■ やること
A – 抽出テキストのトイレに行く場面に、名前を挙げて出てくる衣服や身につけるものをすべて書き出してください。
B – 抽出テキストの「日常生活を皆さんはどのように行われていますか?」から「動を変容する必要があります。」まで（両端を含む）を、「食事」を「ごはん」に置き換えて書き直してください。

■ 抽出テキスト

↓↓↓

日常生活を皆さんはどのように行われていますか?
ADLはいつも変化に富んでいるはずです。
例えば食事。今日は何を食べようと思っていても、おなかのすき具合はその日の天候や活動状況によって変わりますよね。冷たいものが食べたいとか、少しで良いとか、たくさん温かなものが食べたいとか。その気分と作った食べ物によって手の動きや口の動きは変わります。食べてる最中に電話や訪問者があればその対応や、その後また食事の動作へと行動を変容する必要があります。
トイレに行きたいと思うときも、切羽詰まっているときもあればちょっと行っておこうかぐらいの時もあるでしょう。そのとき着ている服も、パンツ一枚の時もあるかもしれないし、パンツに暖かなインナーがあってズボンの時も。ベルトをしているときやしていないとき。スカートの人もいるでしょう。
買い物へ行こうと思っても、買いたい物が冷麺だったり肉だったり。そしたら行くところも違うこともあるでしょう。
生きていくと言うことは、変化に対応して一定の生理的水準を保つことが出来ることです。
場所が違っても、気温が違っても、欲しいものが違っても、したいことが違っても・・・
どういう状況でも適切な範囲の行動を選択してそれを実行できることが命を支えているのです。それを日常生活動作と呼ぶのだと思うのです。

↑↑↑

■ 抽出データ
↓↓↓

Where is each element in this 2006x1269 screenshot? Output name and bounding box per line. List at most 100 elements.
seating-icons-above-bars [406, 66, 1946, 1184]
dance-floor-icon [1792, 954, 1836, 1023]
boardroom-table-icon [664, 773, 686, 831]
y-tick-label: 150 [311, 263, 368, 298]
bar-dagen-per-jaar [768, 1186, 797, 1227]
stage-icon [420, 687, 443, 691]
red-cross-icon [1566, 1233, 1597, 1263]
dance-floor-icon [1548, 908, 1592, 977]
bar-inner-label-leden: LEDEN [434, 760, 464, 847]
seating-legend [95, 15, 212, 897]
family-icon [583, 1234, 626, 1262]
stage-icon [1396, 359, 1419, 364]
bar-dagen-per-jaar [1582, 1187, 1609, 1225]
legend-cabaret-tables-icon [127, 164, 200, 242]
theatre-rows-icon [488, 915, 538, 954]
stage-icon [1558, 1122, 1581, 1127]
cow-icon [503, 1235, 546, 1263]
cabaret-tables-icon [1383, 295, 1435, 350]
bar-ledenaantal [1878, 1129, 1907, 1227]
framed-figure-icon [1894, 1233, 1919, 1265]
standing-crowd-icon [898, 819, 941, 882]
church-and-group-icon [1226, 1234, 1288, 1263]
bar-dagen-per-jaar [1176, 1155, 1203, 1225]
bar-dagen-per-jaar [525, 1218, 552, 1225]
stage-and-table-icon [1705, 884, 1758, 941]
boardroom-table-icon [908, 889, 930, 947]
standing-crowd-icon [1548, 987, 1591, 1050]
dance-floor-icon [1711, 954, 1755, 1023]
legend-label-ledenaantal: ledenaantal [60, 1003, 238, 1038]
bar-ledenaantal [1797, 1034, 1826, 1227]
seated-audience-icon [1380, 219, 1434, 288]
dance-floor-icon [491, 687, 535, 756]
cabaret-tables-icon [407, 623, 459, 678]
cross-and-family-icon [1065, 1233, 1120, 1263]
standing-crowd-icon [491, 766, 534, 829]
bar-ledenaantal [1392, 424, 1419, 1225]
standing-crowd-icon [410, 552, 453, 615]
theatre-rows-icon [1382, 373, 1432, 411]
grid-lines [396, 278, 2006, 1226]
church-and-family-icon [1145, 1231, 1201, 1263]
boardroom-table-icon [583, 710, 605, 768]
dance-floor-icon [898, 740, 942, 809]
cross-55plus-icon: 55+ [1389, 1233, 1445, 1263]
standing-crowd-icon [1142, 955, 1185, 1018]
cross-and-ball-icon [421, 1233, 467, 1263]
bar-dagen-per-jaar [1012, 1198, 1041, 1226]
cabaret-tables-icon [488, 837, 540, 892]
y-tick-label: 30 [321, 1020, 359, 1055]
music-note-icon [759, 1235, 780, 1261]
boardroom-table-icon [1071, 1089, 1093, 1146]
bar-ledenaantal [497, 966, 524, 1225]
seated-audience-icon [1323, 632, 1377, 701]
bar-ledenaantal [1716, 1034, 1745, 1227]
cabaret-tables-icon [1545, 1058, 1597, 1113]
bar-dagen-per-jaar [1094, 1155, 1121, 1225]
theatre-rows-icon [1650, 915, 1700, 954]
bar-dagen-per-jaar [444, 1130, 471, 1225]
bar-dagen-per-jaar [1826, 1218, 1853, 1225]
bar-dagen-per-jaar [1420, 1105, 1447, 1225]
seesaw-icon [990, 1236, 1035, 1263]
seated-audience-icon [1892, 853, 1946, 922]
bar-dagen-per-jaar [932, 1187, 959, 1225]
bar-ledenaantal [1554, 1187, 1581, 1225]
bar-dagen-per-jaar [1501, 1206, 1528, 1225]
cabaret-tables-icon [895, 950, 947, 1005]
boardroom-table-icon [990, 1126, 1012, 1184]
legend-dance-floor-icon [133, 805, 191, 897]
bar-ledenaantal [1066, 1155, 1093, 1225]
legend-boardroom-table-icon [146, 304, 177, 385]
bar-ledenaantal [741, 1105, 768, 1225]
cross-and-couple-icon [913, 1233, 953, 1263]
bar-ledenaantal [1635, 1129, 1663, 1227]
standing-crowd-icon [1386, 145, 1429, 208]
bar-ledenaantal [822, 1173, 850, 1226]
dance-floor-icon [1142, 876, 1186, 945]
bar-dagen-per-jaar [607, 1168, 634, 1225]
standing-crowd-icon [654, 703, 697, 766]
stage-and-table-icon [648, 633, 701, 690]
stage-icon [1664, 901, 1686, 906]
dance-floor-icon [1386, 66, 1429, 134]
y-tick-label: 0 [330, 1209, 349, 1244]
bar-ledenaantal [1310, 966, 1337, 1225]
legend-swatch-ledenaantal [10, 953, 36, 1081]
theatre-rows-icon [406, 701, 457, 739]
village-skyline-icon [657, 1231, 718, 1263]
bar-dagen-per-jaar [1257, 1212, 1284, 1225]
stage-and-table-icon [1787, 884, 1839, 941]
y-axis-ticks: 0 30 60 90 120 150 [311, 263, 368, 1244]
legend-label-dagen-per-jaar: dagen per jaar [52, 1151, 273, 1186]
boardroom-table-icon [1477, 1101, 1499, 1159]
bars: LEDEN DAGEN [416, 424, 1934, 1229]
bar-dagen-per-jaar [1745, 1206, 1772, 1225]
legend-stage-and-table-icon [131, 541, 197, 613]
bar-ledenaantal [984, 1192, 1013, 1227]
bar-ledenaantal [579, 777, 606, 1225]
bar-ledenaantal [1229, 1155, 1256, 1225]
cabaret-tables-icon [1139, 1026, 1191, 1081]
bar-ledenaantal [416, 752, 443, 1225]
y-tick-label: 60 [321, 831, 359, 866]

↑↑↑

■ 各課題の答え
A – パンツ、インナー、ズボン、ベルト、スカート

B –
日常生活を皆さんはどのように行われていますか?
ADLはいつも変化に富んでいるはずです。
例えばごはん。今日は何を食べようと思っていても、おなかのすき具合はその日の天候や活動状況によって変わりますよね。冷たいものが食べたいとか、少しで良いとか、たくさん温かなものが食べたいとか。その気分と作った食べ物によって手の動きや口の動きは変わります。食べてる最中に電話や訪問者があればその対応や、その後またごはんの動作へと行動を変容する必要があります。